* [Required task]:
Output each entry verbatim and exclude every picture from it.
━━━━━━━━━━━━━━━━━━━━
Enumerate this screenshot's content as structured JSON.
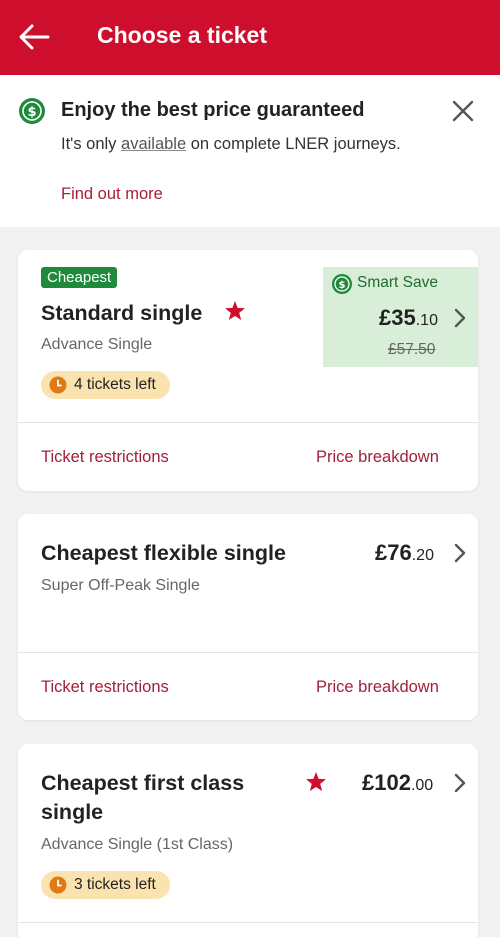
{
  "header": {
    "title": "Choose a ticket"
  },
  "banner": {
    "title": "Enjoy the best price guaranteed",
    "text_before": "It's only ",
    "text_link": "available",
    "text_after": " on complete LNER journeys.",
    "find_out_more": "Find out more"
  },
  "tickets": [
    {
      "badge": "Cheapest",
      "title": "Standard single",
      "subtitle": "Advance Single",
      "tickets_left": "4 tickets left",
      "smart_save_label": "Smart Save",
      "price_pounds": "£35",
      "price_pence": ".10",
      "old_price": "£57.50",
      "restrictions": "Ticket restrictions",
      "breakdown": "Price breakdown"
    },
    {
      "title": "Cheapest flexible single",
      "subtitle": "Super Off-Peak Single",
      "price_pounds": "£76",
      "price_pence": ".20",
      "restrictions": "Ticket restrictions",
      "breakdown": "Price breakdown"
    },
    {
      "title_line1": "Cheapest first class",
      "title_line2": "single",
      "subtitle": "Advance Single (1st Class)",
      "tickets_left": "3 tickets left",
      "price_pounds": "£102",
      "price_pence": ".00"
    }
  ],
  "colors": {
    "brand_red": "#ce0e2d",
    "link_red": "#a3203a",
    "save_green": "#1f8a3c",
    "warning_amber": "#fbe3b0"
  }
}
━━━━━━━━━━━━━━━━━━━━
* [Exercise answer]:
Enumerate this screenshot's content as structured JSON.
{
  "header": {
    "title": "Choose a ticket"
  },
  "banner": {
    "title": "Enjoy the best price guaranteed",
    "text_before": "It's only ",
    "text_link": "available",
    "text_after": " on complete LNER journeys.",
    "find_out_more": "Find out more"
  },
  "tickets": [
    {
      "badge": "Cheapest",
      "title": "Standard single",
      "subtitle": "Advance Single",
      "tickets_left": "4 tickets left",
      "smart_save_label": "Smart Save",
      "price_pounds": "£35",
      "price_pence": ".10",
      "old_price": "£57.50",
      "restrictions": "Ticket restrictions",
      "breakdown": "Price breakdown"
    },
    {
      "title": "Cheapest flexible single",
      "subtitle": "Super Off-Peak Single",
      "price_pounds": "£76",
      "price_pence": ".20",
      "restrictions": "Ticket restrictions",
      "breakdown": "Price breakdown"
    },
    {
      "title_line1": "Cheapest first class",
      "title_line2": "single",
      "subtitle": "Advance Single (1st Class)",
      "tickets_left": "3 tickets left",
      "price_pounds": "£102",
      "price_pence": ".00"
    }
  ],
  "colors": {
    "brand_red": "#ce0e2d",
    "link_red": "#a3203a",
    "save_green": "#1f8a3c",
    "warning_amber": "#fbe3b0"
  }
}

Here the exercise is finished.